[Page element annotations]
[Start]
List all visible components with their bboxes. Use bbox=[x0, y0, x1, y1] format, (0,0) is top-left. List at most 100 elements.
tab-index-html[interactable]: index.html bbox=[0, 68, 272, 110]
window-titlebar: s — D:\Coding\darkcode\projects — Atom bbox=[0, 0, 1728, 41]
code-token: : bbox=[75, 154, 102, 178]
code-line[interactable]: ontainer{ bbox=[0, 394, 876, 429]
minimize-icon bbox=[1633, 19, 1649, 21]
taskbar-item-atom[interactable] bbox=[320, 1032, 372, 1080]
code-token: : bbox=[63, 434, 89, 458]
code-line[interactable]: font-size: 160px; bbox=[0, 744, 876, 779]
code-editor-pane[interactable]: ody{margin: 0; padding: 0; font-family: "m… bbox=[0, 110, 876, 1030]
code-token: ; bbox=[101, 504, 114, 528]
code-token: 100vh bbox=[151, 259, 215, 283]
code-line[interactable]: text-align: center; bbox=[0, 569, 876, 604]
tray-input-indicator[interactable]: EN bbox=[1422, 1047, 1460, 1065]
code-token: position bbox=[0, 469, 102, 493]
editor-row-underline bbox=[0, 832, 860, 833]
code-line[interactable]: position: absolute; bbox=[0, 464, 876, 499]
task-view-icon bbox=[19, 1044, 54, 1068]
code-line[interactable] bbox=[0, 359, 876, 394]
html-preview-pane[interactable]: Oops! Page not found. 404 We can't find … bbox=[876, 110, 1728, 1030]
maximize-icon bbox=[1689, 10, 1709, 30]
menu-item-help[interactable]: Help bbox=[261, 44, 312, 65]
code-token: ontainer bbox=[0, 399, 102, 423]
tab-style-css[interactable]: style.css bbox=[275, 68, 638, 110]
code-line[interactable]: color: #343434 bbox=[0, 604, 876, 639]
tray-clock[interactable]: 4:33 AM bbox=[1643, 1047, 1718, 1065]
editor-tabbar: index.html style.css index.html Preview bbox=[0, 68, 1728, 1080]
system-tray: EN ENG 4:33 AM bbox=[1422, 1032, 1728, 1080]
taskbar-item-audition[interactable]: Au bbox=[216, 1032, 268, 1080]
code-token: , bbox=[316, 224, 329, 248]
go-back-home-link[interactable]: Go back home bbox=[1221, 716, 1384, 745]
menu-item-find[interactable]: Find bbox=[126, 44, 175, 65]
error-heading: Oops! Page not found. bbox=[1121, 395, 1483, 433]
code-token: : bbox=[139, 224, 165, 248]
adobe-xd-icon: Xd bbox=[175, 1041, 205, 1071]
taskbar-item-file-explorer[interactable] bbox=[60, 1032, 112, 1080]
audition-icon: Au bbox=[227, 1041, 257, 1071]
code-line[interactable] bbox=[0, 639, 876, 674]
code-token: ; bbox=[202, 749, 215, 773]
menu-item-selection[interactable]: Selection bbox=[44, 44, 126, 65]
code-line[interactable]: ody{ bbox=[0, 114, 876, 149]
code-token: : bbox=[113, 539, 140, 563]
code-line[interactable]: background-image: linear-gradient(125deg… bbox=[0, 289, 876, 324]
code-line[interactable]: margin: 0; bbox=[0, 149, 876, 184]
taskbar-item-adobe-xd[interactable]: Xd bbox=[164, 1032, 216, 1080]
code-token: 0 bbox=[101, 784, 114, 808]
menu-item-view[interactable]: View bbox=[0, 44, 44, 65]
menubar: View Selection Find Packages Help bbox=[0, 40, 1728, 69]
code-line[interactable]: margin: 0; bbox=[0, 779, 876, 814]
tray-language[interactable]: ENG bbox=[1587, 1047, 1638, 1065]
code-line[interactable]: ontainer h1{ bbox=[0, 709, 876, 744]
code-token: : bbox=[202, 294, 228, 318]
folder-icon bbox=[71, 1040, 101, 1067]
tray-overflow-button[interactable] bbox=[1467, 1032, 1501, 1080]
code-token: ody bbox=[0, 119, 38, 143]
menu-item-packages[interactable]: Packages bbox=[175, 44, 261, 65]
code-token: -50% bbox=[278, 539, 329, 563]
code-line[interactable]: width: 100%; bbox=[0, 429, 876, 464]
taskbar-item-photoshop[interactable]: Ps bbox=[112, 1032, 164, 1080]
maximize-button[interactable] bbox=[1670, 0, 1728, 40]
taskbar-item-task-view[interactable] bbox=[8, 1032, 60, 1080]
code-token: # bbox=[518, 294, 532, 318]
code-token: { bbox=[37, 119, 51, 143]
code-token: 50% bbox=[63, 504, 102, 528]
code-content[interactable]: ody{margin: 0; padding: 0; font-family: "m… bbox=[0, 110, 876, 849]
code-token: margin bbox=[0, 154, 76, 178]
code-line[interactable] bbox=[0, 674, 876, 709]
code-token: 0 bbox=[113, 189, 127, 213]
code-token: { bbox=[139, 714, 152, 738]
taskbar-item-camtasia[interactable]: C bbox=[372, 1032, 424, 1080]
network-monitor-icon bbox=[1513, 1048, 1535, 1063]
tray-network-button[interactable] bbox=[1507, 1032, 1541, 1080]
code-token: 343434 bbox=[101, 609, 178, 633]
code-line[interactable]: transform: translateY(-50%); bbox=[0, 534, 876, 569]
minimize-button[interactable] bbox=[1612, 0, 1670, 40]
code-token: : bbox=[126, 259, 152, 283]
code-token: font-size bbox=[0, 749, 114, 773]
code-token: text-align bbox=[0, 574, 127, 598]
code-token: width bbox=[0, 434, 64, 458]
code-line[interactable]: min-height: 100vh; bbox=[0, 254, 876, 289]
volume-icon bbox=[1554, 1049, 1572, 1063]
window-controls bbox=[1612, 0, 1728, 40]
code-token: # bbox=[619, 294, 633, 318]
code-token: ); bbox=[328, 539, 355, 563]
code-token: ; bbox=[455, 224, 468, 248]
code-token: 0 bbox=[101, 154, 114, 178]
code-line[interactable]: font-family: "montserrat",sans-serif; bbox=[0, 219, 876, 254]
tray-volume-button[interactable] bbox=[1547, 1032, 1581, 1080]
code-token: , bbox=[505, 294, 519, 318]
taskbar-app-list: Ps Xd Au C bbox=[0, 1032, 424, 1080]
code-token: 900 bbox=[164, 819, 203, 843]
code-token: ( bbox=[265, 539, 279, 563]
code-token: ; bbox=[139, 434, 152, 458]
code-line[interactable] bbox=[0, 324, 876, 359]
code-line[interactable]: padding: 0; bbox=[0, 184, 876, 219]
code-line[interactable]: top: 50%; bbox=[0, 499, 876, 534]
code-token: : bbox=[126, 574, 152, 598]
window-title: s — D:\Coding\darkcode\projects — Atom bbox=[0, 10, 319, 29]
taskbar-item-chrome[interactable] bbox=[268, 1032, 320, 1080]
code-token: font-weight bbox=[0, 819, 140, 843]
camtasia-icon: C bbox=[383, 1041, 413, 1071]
[End]
To do: Can you return all of the rows above unchanged, reproducing each line character for character?

Written reply:
List all visible components with their bboxes. Use bbox=[x0, y0, x1, y1] format, (0,0) is top-left. List at most 100 elements.
tab-index-html[interactable]: index.html bbox=[0, 68, 272, 110]
window-titlebar: s — D:\Coding\darkcode\projects — Atom bbox=[0, 0, 1728, 41]
code-token: : bbox=[75, 154, 102, 178]
code-line[interactable]: ontainer{ bbox=[0, 394, 876, 429]
minimize-icon bbox=[1633, 19, 1649, 21]
taskbar-item-atom[interactable] bbox=[320, 1032, 372, 1080]
code-token: : bbox=[63, 434, 89, 458]
code-line[interactable]: font-size: 160px; bbox=[0, 744, 876, 779]
code-editor-pane[interactable]: ody{margin: 0; padding: 0; font-family: "m… bbox=[0, 110, 876, 1030]
code-token: ; bbox=[101, 504, 114, 528]
code-token: 100vh bbox=[151, 259, 215, 283]
code-line[interactable]: text-align: center; bbox=[0, 569, 876, 604]
tray-input-indicator[interactable]: EN bbox=[1422, 1047, 1460, 1065]
code-token: position bbox=[0, 469, 102, 493]
editor-row-underline bbox=[0, 832, 860, 833]
code-line[interactable]: position: absolute; bbox=[0, 464, 876, 499]
task-view-icon bbox=[19, 1044, 54, 1068]
code-line[interactable] bbox=[0, 359, 876, 394]
html-preview-pane[interactable]: Oops! Page not found. 404 We can't find … bbox=[876, 110, 1728, 1030]
maximize-icon bbox=[1689, 10, 1709, 30]
menu-item-help[interactable]: Help bbox=[261, 44, 312, 65]
code-token: ontainer bbox=[0, 399, 102, 423]
tab-style-css[interactable]: style.css bbox=[275, 68, 638, 110]
code-line[interactable]: color: #343434 bbox=[0, 604, 876, 639]
tray-clock[interactable]: 4:33 AM bbox=[1643, 1047, 1718, 1065]
editor-tabbar: index.html style.css index.html Preview bbox=[0, 68, 1728, 1080]
system-tray: EN ENG 4:33 AM bbox=[1422, 1032, 1728, 1080]
taskbar-item-audition[interactable]: Au bbox=[216, 1032, 268, 1080]
code-token: , bbox=[316, 224, 329, 248]
go-back-home-link[interactable]: Go back home bbox=[1221, 716, 1384, 745]
menu-item-find[interactable]: Find bbox=[126, 44, 175, 65]
error-heading: Oops! Page not found. bbox=[1121, 395, 1483, 433]
code-token: : bbox=[139, 224, 165, 248]
adobe-xd-icon: Xd bbox=[175, 1041, 205, 1071]
taskbar-item-file-explorer[interactable] bbox=[60, 1032, 112, 1080]
audition-icon: Au bbox=[227, 1041, 257, 1071]
code-line[interactable] bbox=[0, 639, 876, 674]
code-token: ; bbox=[202, 749, 215, 773]
menu-item-selection[interactable]: Selection bbox=[44, 44, 126, 65]
code-line[interactable]: ody{ bbox=[0, 114, 876, 149]
code-token: : bbox=[113, 539, 140, 563]
code-line[interactable]: background-image: linear-gradient(125deg… bbox=[0, 289, 876, 324]
code-line[interactable]: margin: 0; bbox=[0, 149, 876, 184]
taskbar-item-adobe-xd[interactable]: Xd bbox=[164, 1032, 216, 1080]
code-token: 0 bbox=[101, 784, 114, 808]
menu-item-view[interactable]: View bbox=[0, 44, 44, 65]
menubar: View Selection Find Packages Help bbox=[0, 40, 1728, 69]
code-line[interactable]: margin: 0; bbox=[0, 779, 876, 814]
tray-language[interactable]: ENG bbox=[1587, 1047, 1638, 1065]
code-line[interactable]: ontainer h1{ bbox=[0, 709, 876, 744]
code-token: : bbox=[202, 294, 228, 318]
folder-icon bbox=[71, 1040, 101, 1067]
tray-overflow-button[interactable] bbox=[1467, 1032, 1501, 1080]
code-token: ody bbox=[0, 119, 38, 143]
menu-item-packages[interactable]: Packages bbox=[175, 44, 261, 65]
code-token: -50% bbox=[278, 539, 329, 563]
code-line[interactable]: width: 100%; bbox=[0, 429, 876, 464]
taskbar-item-photoshop[interactable]: Ps bbox=[112, 1032, 164, 1080]
maximize-button[interactable] bbox=[1670, 0, 1728, 40]
taskbar-item-task-view[interactable] bbox=[8, 1032, 60, 1080]
code-token: # bbox=[518, 294, 532, 318]
code-token: { bbox=[37, 119, 51, 143]
code-token: 50% bbox=[63, 504, 102, 528]
code-content[interactable]: ody{margin: 0; padding: 0; font-family: "m… bbox=[0, 110, 876, 849]
code-token: margin bbox=[0, 154, 76, 178]
code-line[interactable] bbox=[0, 674, 876, 709]
code-token: 0 bbox=[113, 189, 127, 213]
code-token: { bbox=[139, 714, 152, 738]
taskbar-item-camtasia[interactable]: C bbox=[372, 1032, 424, 1080]
network-monitor-icon bbox=[1513, 1048, 1535, 1063]
tray-network-button[interactable] bbox=[1507, 1032, 1541, 1080]
code-token: 343434 bbox=[101, 609, 178, 633]
code-line[interactable]: transform: translateY(-50%); bbox=[0, 534, 876, 569]
minimize-button[interactable] bbox=[1612, 0, 1670, 40]
code-token: : bbox=[126, 259, 152, 283]
code-token: font-size bbox=[0, 749, 114, 773]
code-token: text-align bbox=[0, 574, 127, 598]
code-token: width bbox=[0, 434, 64, 458]
code-line[interactable]: min-height: 100vh; bbox=[0, 254, 876, 289]
volume-icon bbox=[1554, 1049, 1572, 1063]
window-controls bbox=[1612, 0, 1728, 40]
code-token: # bbox=[619, 294, 633, 318]
code-token: ); bbox=[328, 539, 355, 563]
code-token: ; bbox=[455, 224, 468, 248]
code-token: 0 bbox=[101, 154, 114, 178]
code-line[interactable]: font-family: "montserrat",sans-serif; bbox=[0, 219, 876, 254]
tray-volume-button[interactable] bbox=[1547, 1032, 1581, 1080]
code-token: , bbox=[505, 294, 519, 318]
taskbar-app-list: Ps Xd Au C bbox=[0, 1032, 424, 1080]
code-token: 900 bbox=[164, 819, 203, 843]
code-token: ( bbox=[265, 539, 279, 563]
code-token: ; bbox=[139, 434, 152, 458]
code-line[interactable] bbox=[0, 324, 876, 359]
code-line[interactable]: padding: 0; bbox=[0, 184, 876, 219]
code-line[interactable]: top: 50%; bbox=[0, 499, 876, 534]
code-token: : bbox=[126, 574, 152, 598]
window-title: s — D:\Coding\darkcode\projects — Atom bbox=[0, 10, 319, 29]
taskbar-item-chrome[interactable] bbox=[268, 1032, 320, 1080]
code-token: font-weight bbox=[0, 819, 140, 843]
camtasia-icon: C bbox=[383, 1041, 413, 1071]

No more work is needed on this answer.